[Start of Records shown]

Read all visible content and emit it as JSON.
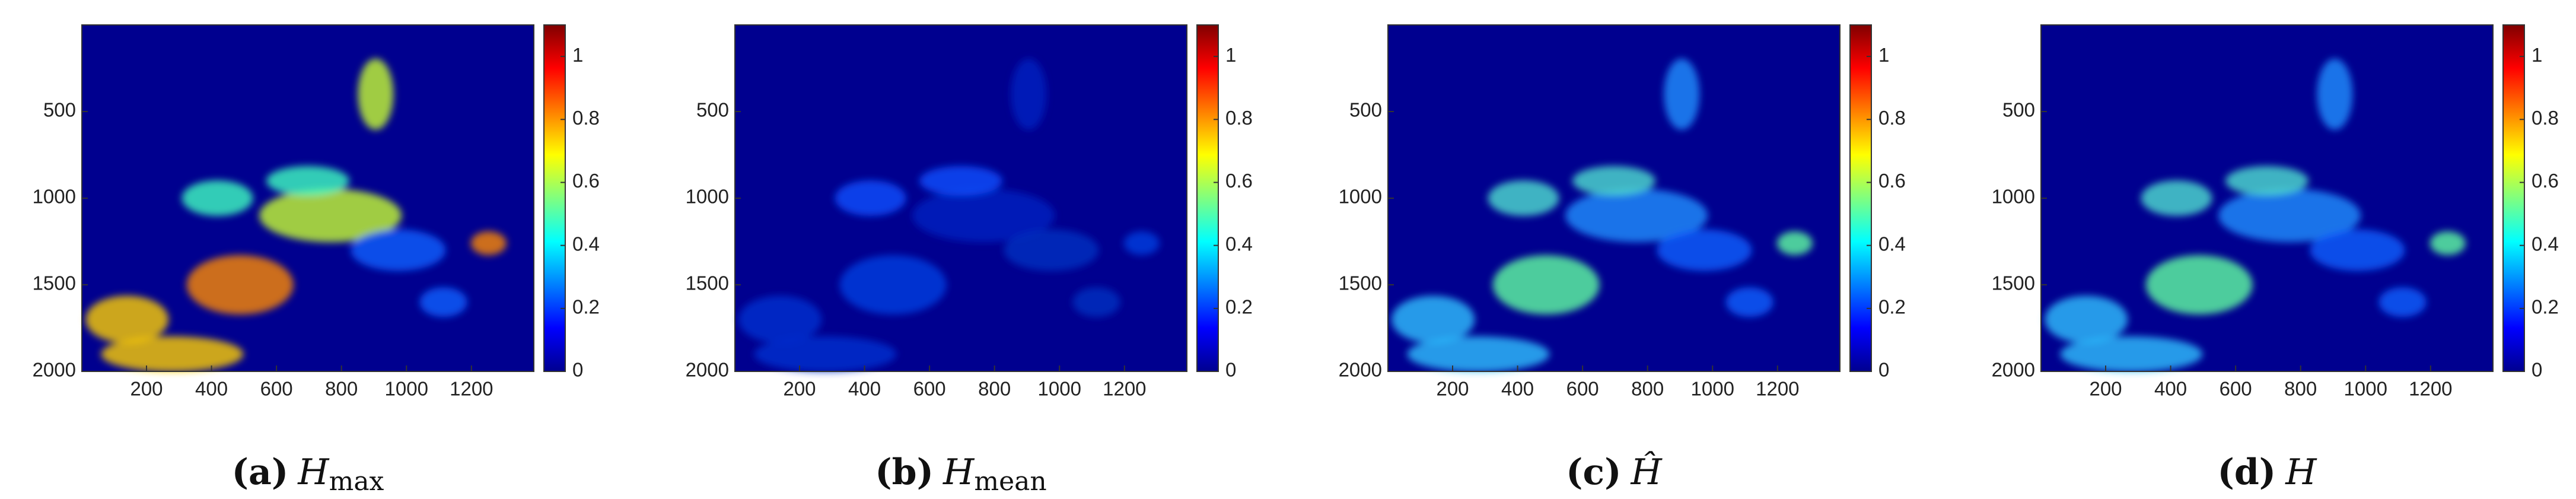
{
  "chart_data": [
    {
      "type": "heatmap",
      "caption": {
        "label": "(a)",
        "symbol": "H",
        "subscript": "max"
      },
      "xlim": [
        1,
        1392
      ],
      "xticks": [
        200,
        400,
        600,
        800,
        1000,
        1200
      ],
      "ylim": [
        2000,
        0
      ],
      "yticks": [
        500,
        1000,
        1500,
        2000
      ],
      "clim": [
        0,
        1.1
      ],
      "cticks": [
        0,
        0.2,
        0.4,
        0.6,
        0.8,
        1
      ],
      "colormap": "jet"
    },
    {
      "type": "heatmap",
      "caption": {
        "label": "(b)",
        "symbol": "H",
        "subscript": "mean"
      },
      "xlim": [
        1,
        1392
      ],
      "xticks": [
        200,
        400,
        600,
        800,
        1000,
        1200
      ],
      "ylim": [
        2000,
        0
      ],
      "yticks": [
        500,
        1000,
        1500,
        2000
      ],
      "clim": [
        0,
        1.1
      ],
      "cticks": [
        0,
        0.2,
        0.4,
        0.6,
        0.8,
        1
      ],
      "colormap": "jet"
    },
    {
      "type": "heatmap",
      "caption": {
        "label": "(c)",
        "symbol": "Ĥ"
      },
      "xlim": [
        1,
        1392
      ],
      "xticks": [
        200,
        400,
        600,
        800,
        1000,
        1200
      ],
      "ylim": [
        2000,
        0
      ],
      "yticks": [
        500,
        1000,
        1500,
        2000
      ],
      "clim": [
        0,
        1.1
      ],
      "cticks": [
        0,
        0.2,
        0.4,
        0.6,
        0.8,
        1
      ],
      "colormap": "jet"
    },
    {
      "type": "heatmap",
      "caption": {
        "label": "(d)",
        "symbol": "H"
      },
      "xlim": [
        1,
        1392
      ],
      "xticks": [
        200,
        400,
        600,
        800,
        1000,
        1200
      ],
      "ylim": [
        2000,
        0
      ],
      "yticks": [
        500,
        1000,
        1500,
        2000
      ],
      "clim": [
        0,
        1.1
      ],
      "cticks": [
        0,
        0.2,
        0.4,
        0.6,
        0.8,
        1
      ],
      "colormap": "jet"
    }
  ]
}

[End of Records shown]

Strip out the pictures and quote the remaining data word for word.

Read all visible content and emit it as JSON.
{
  "chart_data": [
    {
      "type": "heatmap",
      "caption": {
        "label": "(a)",
        "symbol": "H",
        "subscript": "max"
      },
      "xlim": [
        1,
        1392
      ],
      "xticks": [
        200,
        400,
        600,
        800,
        1000,
        1200
      ],
      "ylim": [
        2000,
        0
      ],
      "yticks": [
        500,
        1000,
        1500,
        2000
      ],
      "clim": [
        0,
        1.1
      ],
      "cticks": [
        0,
        0.2,
        0.4,
        0.6,
        0.8,
        1
      ],
      "colormap": "jet"
    },
    {
      "type": "heatmap",
      "caption": {
        "label": "(b)",
        "symbol": "H",
        "subscript": "mean"
      },
      "xlim": [
        1,
        1392
      ],
      "xticks": [
        200,
        400,
        600,
        800,
        1000,
        1200
      ],
      "ylim": [
        2000,
        0
      ],
      "yticks": [
        500,
        1000,
        1500,
        2000
      ],
      "clim": [
        0,
        1.1
      ],
      "cticks": [
        0,
        0.2,
        0.4,
        0.6,
        0.8,
        1
      ],
      "colormap": "jet"
    },
    {
      "type": "heatmap",
      "caption": {
        "label": "(c)",
        "symbol": "Ĥ"
      },
      "xlim": [
        1,
        1392
      ],
      "xticks": [
        200,
        400,
        600,
        800,
        1000,
        1200
      ],
      "ylim": [
        2000,
        0
      ],
      "yticks": [
        500,
        1000,
        1500,
        2000
      ],
      "clim": [
        0,
        1.1
      ],
      "cticks": [
        0,
        0.2,
        0.4,
        0.6,
        0.8,
        1
      ],
      "colormap": "jet"
    },
    {
      "type": "heatmap",
      "caption": {
        "label": "(d)",
        "symbol": "H"
      },
      "xlim": [
        1,
        1392
      ],
      "xticks": [
        200,
        400,
        600,
        800,
        1000,
        1200
      ],
      "ylim": [
        2000,
        0
      ],
      "yticks": [
        500,
        1000,
        1500,
        2000
      ],
      "clim": [
        0,
        1.1
      ],
      "cticks": [
        0,
        0.2,
        0.4,
        0.6,
        0.8,
        1
      ],
      "colormap": "jet"
    }
  ]
}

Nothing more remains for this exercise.